*入力データ*:
==============================

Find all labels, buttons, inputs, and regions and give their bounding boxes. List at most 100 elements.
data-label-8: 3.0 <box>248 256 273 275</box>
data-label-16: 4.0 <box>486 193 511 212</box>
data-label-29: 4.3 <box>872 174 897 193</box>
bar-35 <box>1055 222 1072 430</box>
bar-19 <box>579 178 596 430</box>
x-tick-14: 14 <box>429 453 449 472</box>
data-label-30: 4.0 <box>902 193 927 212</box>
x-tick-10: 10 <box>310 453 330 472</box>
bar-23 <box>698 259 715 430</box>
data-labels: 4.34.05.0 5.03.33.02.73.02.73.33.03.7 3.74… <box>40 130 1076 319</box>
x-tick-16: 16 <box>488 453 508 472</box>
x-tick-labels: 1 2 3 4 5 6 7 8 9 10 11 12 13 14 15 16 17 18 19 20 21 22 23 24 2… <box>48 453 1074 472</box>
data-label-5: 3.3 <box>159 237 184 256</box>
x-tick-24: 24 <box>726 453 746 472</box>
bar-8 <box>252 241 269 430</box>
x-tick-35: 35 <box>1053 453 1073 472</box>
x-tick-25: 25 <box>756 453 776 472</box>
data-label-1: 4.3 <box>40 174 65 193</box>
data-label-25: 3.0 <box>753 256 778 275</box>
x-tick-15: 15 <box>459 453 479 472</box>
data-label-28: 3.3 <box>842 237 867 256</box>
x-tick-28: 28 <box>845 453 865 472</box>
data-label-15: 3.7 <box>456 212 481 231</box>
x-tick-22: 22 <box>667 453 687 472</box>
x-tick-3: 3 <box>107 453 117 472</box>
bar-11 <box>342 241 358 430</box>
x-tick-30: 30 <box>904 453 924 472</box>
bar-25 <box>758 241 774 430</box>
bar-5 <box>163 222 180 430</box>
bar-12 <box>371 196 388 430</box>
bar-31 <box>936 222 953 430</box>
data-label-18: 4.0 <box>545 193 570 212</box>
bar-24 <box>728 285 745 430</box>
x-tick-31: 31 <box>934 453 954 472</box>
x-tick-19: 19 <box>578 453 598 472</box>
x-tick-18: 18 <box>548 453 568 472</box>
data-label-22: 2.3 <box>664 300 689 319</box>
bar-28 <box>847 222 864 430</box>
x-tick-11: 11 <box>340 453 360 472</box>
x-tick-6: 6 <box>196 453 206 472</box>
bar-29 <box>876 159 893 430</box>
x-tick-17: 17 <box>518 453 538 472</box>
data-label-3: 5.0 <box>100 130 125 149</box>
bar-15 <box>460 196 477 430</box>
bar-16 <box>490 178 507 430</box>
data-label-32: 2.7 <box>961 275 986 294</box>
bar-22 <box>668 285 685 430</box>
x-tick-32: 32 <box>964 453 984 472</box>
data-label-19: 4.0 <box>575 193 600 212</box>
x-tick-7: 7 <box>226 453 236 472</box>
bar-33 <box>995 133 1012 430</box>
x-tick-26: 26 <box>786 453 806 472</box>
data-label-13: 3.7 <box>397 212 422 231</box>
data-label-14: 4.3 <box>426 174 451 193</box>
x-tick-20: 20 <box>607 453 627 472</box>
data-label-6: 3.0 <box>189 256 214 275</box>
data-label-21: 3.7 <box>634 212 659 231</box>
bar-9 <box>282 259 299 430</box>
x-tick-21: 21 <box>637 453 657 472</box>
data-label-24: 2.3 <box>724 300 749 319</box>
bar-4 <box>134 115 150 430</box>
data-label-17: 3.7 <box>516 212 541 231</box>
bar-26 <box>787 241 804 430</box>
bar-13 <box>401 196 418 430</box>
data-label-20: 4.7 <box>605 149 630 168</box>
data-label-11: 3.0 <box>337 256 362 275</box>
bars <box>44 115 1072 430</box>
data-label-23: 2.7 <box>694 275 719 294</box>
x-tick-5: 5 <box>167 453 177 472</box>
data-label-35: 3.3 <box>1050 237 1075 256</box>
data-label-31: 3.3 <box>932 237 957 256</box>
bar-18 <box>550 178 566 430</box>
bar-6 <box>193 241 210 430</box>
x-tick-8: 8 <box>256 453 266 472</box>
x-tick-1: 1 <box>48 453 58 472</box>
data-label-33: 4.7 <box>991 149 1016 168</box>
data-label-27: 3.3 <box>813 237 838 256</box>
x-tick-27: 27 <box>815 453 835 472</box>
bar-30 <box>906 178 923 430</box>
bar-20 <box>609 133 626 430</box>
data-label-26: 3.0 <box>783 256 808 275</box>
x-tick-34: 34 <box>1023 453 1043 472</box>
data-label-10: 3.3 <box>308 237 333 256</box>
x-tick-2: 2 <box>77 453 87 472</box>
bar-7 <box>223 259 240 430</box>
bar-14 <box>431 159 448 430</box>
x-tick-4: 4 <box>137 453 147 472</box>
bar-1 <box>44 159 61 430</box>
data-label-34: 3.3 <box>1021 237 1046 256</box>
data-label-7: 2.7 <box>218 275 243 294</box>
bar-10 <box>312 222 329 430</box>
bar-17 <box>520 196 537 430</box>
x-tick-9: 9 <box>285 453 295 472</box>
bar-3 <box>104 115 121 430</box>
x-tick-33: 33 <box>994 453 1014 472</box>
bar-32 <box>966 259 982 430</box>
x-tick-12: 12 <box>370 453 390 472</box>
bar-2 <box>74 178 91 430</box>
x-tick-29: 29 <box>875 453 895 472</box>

==============================

*目的*:
冒頭の行から「x-tick-24: 24 <box>726 453 746 472</box>」を含む行までを、両端の行も含めて一字一句そのまま書き写せ。

*解答*:
Find all labels, buttons, inputs, and regions and give their bounding boxes. List at most 100 elements.
data-label-8: 3.0 <box>248 256 273 275</box>
data-label-16: 4.0 <box>486 193 511 212</box>
data-label-29: 4.3 <box>872 174 897 193</box>
bar-35 <box>1055 222 1072 430</box>
bar-19 <box>579 178 596 430</box>
x-tick-14: 14 <box>429 453 449 472</box>
data-label-30: 4.0 <box>902 193 927 212</box>
x-tick-10: 10 <box>310 453 330 472</box>
bar-23 <box>698 259 715 430</box>
data-labels: 4.34.05.0 5.03.33.02.73.02.73.33.03.7 3.74… <box>40 130 1076 319</box>
x-tick-16: 16 <box>488 453 508 472</box>
x-tick-labels: 1 2 3 4 5 6 7 8 9 10 11 12 13 14 15 16 17 18 19 20 21 22 23 24 2… <box>48 453 1074 472</box>
data-label-5: 3.3 <box>159 237 184 256</box>
x-tick-24: 24 <box>726 453 746 472</box>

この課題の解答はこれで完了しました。